Part of a data file
● ● ●
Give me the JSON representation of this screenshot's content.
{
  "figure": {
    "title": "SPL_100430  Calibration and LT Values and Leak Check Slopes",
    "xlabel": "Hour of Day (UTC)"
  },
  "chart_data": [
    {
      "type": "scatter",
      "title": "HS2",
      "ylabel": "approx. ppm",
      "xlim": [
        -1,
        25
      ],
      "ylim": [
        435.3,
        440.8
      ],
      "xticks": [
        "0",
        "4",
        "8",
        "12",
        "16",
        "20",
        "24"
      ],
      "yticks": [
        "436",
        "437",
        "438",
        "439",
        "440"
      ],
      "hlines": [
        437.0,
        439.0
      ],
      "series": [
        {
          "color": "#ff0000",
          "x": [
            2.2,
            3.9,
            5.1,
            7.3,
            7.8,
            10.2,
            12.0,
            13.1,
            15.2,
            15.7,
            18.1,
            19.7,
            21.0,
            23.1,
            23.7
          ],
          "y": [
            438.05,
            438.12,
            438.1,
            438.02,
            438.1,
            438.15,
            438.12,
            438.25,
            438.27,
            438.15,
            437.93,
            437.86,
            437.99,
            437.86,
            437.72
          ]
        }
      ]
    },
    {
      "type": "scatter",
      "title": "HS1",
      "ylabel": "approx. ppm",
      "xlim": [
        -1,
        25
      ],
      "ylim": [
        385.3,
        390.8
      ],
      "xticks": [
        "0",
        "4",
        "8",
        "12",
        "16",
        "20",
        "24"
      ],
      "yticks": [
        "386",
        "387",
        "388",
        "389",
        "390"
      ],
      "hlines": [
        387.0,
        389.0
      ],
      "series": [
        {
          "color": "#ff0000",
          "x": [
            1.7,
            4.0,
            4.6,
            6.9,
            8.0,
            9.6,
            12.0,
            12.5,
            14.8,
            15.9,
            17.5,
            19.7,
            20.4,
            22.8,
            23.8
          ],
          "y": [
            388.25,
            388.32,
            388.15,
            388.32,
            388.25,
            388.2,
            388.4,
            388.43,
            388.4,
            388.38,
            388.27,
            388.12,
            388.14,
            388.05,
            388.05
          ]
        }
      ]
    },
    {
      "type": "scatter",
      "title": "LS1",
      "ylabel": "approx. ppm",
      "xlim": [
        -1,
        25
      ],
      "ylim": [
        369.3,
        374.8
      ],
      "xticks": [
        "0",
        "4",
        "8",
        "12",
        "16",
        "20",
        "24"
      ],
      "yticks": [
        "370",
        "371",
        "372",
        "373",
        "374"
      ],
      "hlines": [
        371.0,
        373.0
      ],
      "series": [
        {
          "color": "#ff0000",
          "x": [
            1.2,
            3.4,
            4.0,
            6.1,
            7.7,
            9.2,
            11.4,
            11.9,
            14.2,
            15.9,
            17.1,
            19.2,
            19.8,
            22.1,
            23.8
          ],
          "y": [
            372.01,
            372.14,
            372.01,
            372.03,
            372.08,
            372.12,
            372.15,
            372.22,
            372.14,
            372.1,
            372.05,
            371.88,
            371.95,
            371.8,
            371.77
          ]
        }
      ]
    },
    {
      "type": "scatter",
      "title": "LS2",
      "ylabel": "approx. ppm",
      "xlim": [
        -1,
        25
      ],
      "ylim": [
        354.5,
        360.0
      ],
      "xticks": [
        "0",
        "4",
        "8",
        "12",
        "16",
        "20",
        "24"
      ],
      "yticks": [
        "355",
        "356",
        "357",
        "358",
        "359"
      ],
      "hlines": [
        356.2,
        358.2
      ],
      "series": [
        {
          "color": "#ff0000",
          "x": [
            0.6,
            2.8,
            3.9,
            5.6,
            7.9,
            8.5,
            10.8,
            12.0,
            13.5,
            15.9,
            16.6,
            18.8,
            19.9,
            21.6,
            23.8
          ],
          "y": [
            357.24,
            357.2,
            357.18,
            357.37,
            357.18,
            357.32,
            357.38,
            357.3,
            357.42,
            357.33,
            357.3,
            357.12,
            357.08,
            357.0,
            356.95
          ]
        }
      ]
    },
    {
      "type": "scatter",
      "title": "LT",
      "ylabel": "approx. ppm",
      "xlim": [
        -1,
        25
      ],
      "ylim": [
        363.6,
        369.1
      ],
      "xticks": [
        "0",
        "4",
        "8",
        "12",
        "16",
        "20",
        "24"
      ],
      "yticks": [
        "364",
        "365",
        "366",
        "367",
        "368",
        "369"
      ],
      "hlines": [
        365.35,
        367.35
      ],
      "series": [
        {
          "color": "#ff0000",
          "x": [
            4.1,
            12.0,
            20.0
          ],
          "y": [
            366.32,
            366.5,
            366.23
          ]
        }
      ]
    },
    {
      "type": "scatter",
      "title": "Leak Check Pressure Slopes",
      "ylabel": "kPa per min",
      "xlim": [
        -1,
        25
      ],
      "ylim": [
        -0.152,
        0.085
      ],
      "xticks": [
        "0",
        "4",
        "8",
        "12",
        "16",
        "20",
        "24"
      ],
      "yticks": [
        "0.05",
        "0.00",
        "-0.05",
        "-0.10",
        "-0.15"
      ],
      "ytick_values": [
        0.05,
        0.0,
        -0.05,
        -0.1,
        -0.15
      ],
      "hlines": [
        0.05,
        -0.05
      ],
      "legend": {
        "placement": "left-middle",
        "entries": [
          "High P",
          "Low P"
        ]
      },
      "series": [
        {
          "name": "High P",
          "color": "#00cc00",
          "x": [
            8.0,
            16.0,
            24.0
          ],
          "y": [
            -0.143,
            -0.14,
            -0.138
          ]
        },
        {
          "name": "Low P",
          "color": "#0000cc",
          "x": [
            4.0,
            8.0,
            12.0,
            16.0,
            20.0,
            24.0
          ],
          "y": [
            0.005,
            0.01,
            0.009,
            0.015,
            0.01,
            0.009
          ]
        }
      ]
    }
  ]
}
● ● ●
Your task is to print the whole listing again exactly.

**Answer for this exercise**
Give me the JSON representation of this screenshot's content.
{
  "figure": {
    "title": "SPL_100430  Calibration and LT Values and Leak Check Slopes",
    "xlabel": "Hour of Day (UTC)"
  },
  "chart_data": [
    {
      "type": "scatter",
      "title": "HS2",
      "ylabel": "approx. ppm",
      "xlim": [
        -1,
        25
      ],
      "ylim": [
        435.3,
        440.8
      ],
      "xticks": [
        "0",
        "4",
        "8",
        "12",
        "16",
        "20",
        "24"
      ],
      "yticks": [
        "436",
        "437",
        "438",
        "439",
        "440"
      ],
      "hlines": [
        437.0,
        439.0
      ],
      "series": [
        {
          "color": "#ff0000",
          "x": [
            2.2,
            3.9,
            5.1,
            7.3,
            7.8,
            10.2,
            12.0,
            13.1,
            15.2,
            15.7,
            18.1,
            19.7,
            21.0,
            23.1,
            23.7
          ],
          "y": [
            438.05,
            438.12,
            438.1,
            438.02,
            438.1,
            438.15,
            438.12,
            438.25,
            438.27,
            438.15,
            437.93,
            437.86,
            437.99,
            437.86,
            437.72
          ]
        }
      ]
    },
    {
      "type": "scatter",
      "title": "HS1",
      "ylabel": "approx. ppm",
      "xlim": [
        -1,
        25
      ],
      "ylim": [
        385.3,
        390.8
      ],
      "xticks": [
        "0",
        "4",
        "8",
        "12",
        "16",
        "20",
        "24"
      ],
      "yticks": [
        "386",
        "387",
        "388",
        "389",
        "390"
      ],
      "hlines": [
        387.0,
        389.0
      ],
      "series": [
        {
          "color": "#ff0000",
          "x": [
            1.7,
            4.0,
            4.6,
            6.9,
            8.0,
            9.6,
            12.0,
            12.5,
            14.8,
            15.9,
            17.5,
            19.7,
            20.4,
            22.8,
            23.8
          ],
          "y": [
            388.25,
            388.32,
            388.15,
            388.32,
            388.25,
            388.2,
            388.4,
            388.43,
            388.4,
            388.38,
            388.27,
            388.12,
            388.14,
            388.05,
            388.05
          ]
        }
      ]
    },
    {
      "type": "scatter",
      "title": "LS1",
      "ylabel": "approx. ppm",
      "xlim": [
        -1,
        25
      ],
      "ylim": [
        369.3,
        374.8
      ],
      "xticks": [
        "0",
        "4",
        "8",
        "12",
        "16",
        "20",
        "24"
      ],
      "yticks": [
        "370",
        "371",
        "372",
        "373",
        "374"
      ],
      "hlines": [
        371.0,
        373.0
      ],
      "series": [
        {
          "color": "#ff0000",
          "x": [
            1.2,
            3.4,
            4.0,
            6.1,
            7.7,
            9.2,
            11.4,
            11.9,
            14.2,
            15.9,
            17.1,
            19.2,
            19.8,
            22.1,
            23.8
          ],
          "y": [
            372.01,
            372.14,
            372.01,
            372.03,
            372.08,
            372.12,
            372.15,
            372.22,
            372.14,
            372.1,
            372.05,
            371.88,
            371.95,
            371.8,
            371.77
          ]
        }
      ]
    },
    {
      "type": "scatter",
      "title": "LS2",
      "ylabel": "approx. ppm",
      "xlim": [
        -1,
        25
      ],
      "ylim": [
        354.5,
        360.0
      ],
      "xticks": [
        "0",
        "4",
        "8",
        "12",
        "16",
        "20",
        "24"
      ],
      "yticks": [
        "355",
        "356",
        "357",
        "358",
        "359"
      ],
      "hlines": [
        356.2,
        358.2
      ],
      "series": [
        {
          "color": "#ff0000",
          "x": [
            0.6,
            2.8,
            3.9,
            5.6,
            7.9,
            8.5,
            10.8,
            12.0,
            13.5,
            15.9,
            16.6,
            18.8,
            19.9,
            21.6,
            23.8
          ],
          "y": [
            357.24,
            357.2,
            357.18,
            357.37,
            357.18,
            357.32,
            357.38,
            357.3,
            357.42,
            357.33,
            357.3,
            357.12,
            357.08,
            357.0,
            356.95
          ]
        }
      ]
    },
    {
      "type": "scatter",
      "title": "LT",
      "ylabel": "approx. ppm",
      "xlim": [
        -1,
        25
      ],
      "ylim": [
        363.6,
        369.1
      ],
      "xticks": [
        "0",
        "4",
        "8",
        "12",
        "16",
        "20",
        "24"
      ],
      "yticks": [
        "364",
        "365",
        "366",
        "367",
        "368",
        "369"
      ],
      "hlines": [
        365.35,
        367.35
      ],
      "series": [
        {
          "color": "#ff0000",
          "x": [
            4.1,
            12.0,
            20.0
          ],
          "y": [
            366.32,
            366.5,
            366.23
          ]
        }
      ]
    },
    {
      "type": "scatter",
      "title": "Leak Check Pressure Slopes",
      "ylabel": "kPa per min",
      "xlim": [
        -1,
        25
      ],
      "ylim": [
        -0.152,
        0.085
      ],
      "xticks": [
        "0",
        "4",
        "8",
        "12",
        "16",
        "20",
        "24"
      ],
      "yticks": [
        "0.05",
        "0.00",
        "-0.05",
        "-0.10",
        "-0.15"
      ],
      "ytick_values": [
        0.05,
        0.0,
        -0.05,
        -0.1,
        -0.15
      ],
      "hlines": [
        0.05,
        -0.05
      ],
      "legend": {
        "placement": "left-middle",
        "entries": [
          "High P",
          "Low P"
        ]
      },
      "series": [
        {
          "name": "High P",
          "color": "#00cc00",
          "x": [
            8.0,
            16.0,
            24.0
          ],
          "y": [
            -0.143,
            -0.14,
            -0.138
          ]
        },
        {
          "name": "Low P",
          "color": "#0000cc",
          "x": [
            4.0,
            8.0,
            12.0,
            16.0,
            20.0,
            24.0
          ],
          "y": [
            0.005,
            0.01,
            0.009,
            0.015,
            0.01,
            0.009
          ]
        }
      ]
    }
  ]
}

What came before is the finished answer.